# START OF TASK DATA

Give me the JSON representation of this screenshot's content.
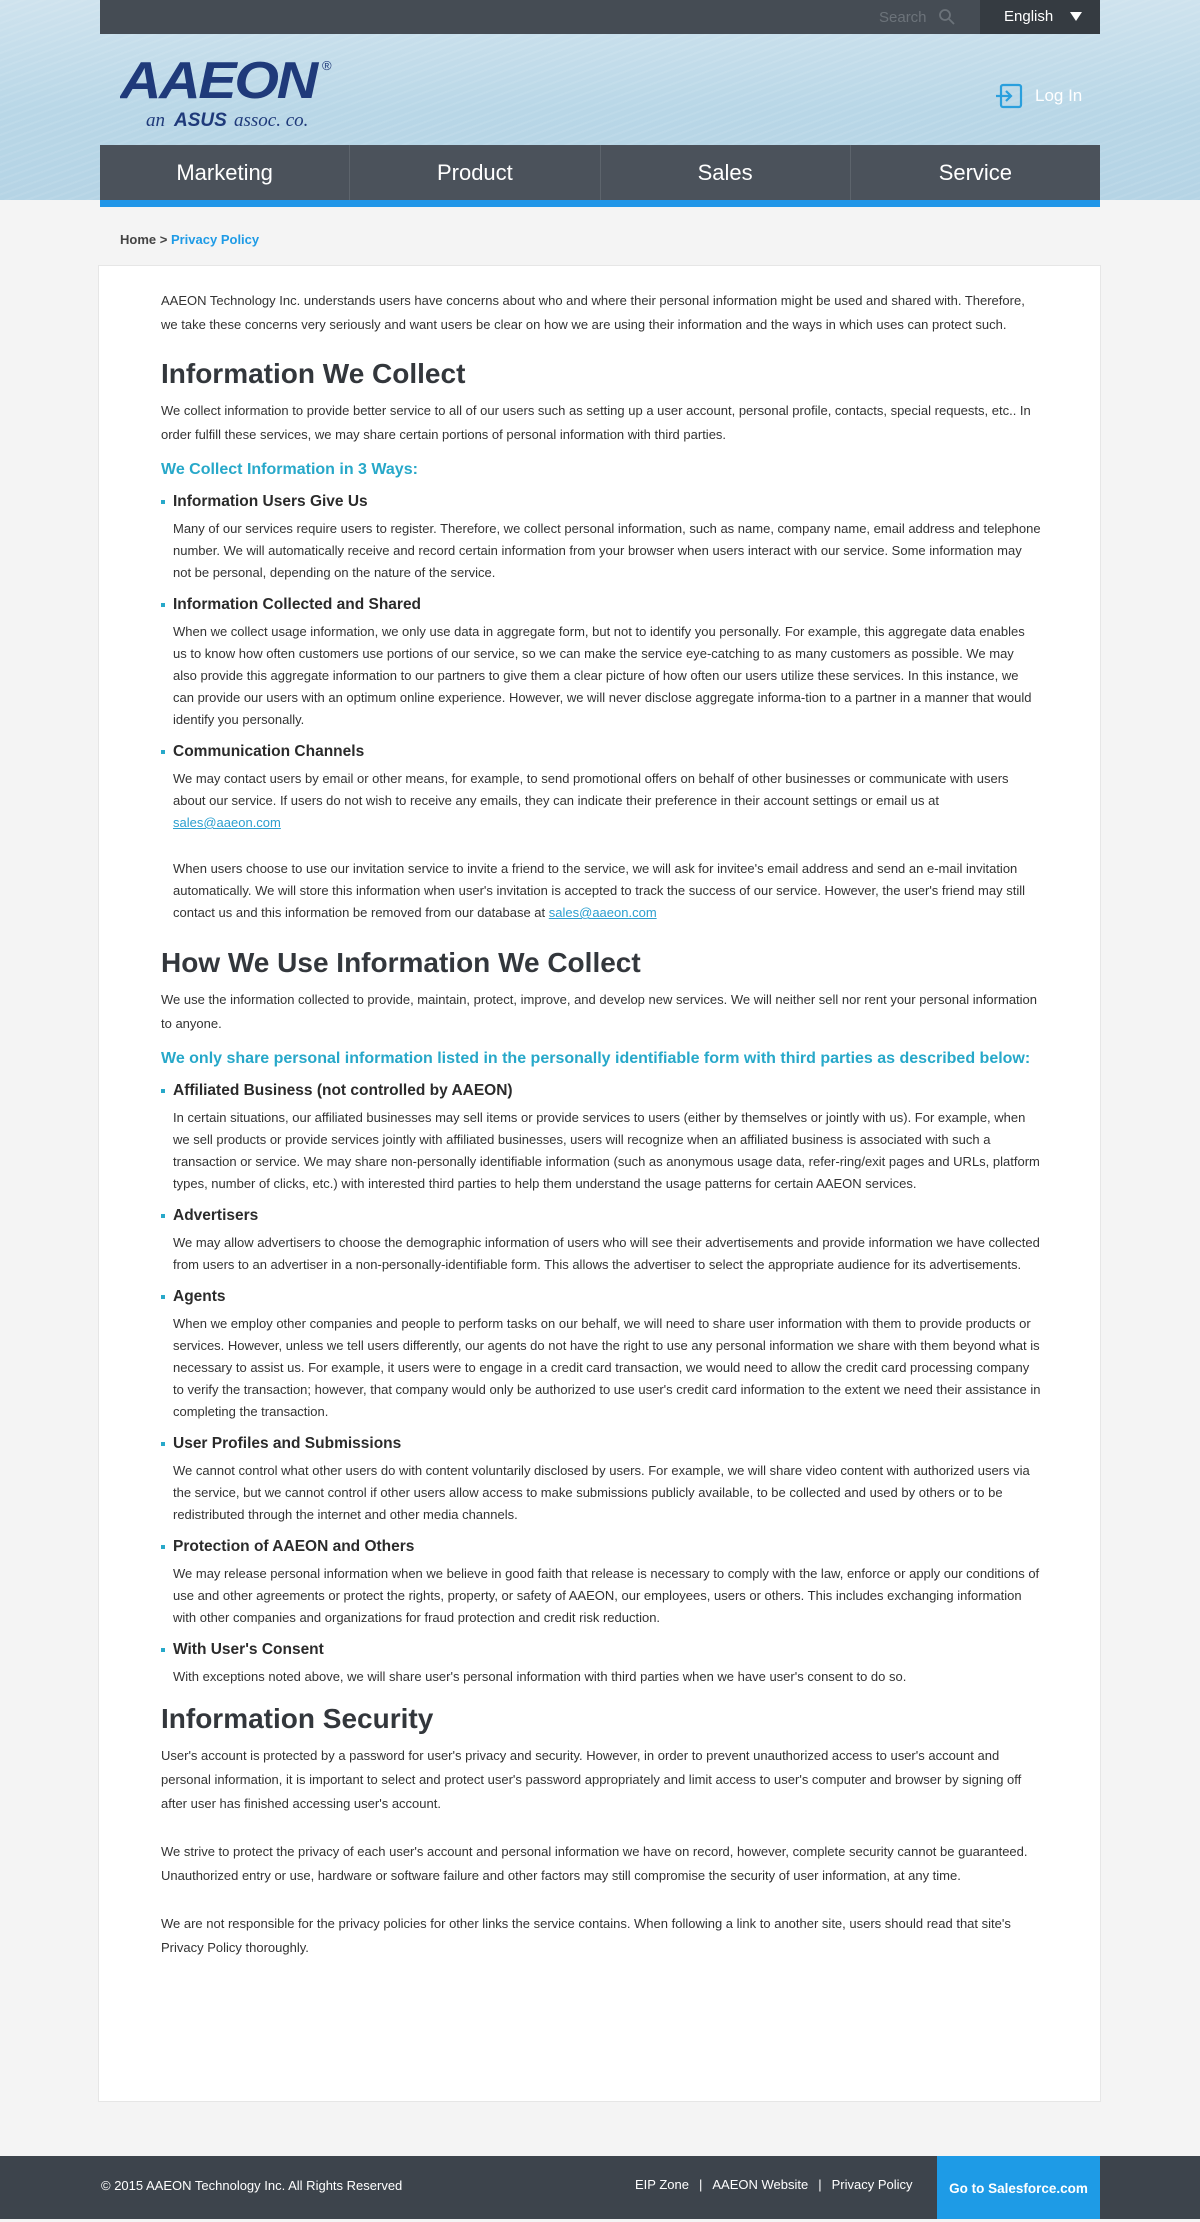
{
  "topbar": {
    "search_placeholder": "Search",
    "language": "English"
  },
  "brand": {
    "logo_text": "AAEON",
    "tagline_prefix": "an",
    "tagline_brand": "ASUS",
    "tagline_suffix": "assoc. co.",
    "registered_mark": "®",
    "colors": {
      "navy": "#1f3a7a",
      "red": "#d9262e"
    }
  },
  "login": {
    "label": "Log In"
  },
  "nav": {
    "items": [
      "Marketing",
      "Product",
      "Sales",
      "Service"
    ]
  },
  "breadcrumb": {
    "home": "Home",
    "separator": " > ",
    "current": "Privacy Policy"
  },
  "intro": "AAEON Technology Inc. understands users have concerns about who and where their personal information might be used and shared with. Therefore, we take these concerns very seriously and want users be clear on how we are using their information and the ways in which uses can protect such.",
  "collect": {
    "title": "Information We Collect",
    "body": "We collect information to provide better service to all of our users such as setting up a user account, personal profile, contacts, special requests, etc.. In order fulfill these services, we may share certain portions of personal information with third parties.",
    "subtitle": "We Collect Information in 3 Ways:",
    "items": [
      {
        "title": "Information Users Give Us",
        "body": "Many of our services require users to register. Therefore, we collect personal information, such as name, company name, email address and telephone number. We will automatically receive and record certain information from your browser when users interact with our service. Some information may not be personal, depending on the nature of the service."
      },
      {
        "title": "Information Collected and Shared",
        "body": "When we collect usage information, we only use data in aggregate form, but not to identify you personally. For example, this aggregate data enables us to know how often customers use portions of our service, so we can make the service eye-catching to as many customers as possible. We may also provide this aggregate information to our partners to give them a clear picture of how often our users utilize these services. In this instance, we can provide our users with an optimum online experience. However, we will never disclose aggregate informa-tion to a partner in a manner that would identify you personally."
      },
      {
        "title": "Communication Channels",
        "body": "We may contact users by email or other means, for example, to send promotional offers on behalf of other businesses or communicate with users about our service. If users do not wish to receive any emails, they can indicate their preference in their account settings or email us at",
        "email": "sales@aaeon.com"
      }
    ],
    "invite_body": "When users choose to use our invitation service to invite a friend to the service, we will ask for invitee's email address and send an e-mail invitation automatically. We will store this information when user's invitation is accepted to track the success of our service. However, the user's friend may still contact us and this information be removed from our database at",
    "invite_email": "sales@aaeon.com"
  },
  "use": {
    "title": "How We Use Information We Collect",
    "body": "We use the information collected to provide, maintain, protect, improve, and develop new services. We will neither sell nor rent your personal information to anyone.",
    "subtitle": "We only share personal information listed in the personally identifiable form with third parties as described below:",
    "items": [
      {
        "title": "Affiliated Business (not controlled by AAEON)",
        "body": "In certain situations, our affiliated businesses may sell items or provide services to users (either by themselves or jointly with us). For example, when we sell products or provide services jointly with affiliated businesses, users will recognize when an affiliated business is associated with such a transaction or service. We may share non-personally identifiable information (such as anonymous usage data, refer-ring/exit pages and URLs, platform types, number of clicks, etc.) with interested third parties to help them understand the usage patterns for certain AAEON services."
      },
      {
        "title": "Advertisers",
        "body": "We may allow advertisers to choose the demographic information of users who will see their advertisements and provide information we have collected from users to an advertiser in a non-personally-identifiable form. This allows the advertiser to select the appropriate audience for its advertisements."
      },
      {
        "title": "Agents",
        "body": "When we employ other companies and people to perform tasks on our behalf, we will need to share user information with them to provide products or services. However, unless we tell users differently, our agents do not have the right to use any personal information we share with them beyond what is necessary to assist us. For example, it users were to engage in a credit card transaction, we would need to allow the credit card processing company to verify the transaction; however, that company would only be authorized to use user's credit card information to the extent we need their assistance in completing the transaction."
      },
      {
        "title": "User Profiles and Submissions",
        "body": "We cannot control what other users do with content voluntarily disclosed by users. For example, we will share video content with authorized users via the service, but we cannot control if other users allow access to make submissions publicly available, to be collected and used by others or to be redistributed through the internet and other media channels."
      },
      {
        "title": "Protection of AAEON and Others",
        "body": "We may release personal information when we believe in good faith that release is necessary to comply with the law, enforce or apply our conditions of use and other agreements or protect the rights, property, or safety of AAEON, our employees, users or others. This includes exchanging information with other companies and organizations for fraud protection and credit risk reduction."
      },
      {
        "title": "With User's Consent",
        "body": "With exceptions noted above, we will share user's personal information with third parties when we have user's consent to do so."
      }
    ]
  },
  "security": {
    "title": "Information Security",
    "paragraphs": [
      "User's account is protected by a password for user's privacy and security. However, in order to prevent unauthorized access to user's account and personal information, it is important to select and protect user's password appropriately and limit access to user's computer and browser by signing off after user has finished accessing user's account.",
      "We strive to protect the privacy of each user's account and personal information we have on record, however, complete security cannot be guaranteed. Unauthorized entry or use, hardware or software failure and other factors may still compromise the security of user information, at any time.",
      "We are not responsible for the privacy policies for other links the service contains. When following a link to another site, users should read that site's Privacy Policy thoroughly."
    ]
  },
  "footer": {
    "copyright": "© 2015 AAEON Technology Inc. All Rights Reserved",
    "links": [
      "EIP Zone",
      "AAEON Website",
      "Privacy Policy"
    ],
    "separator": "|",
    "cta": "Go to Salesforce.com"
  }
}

# END OF TASK DATA

# TASK OBJECTIVE:
Count every line bearing the word "links"; report the total only.

# WORKED SOLUTION:
2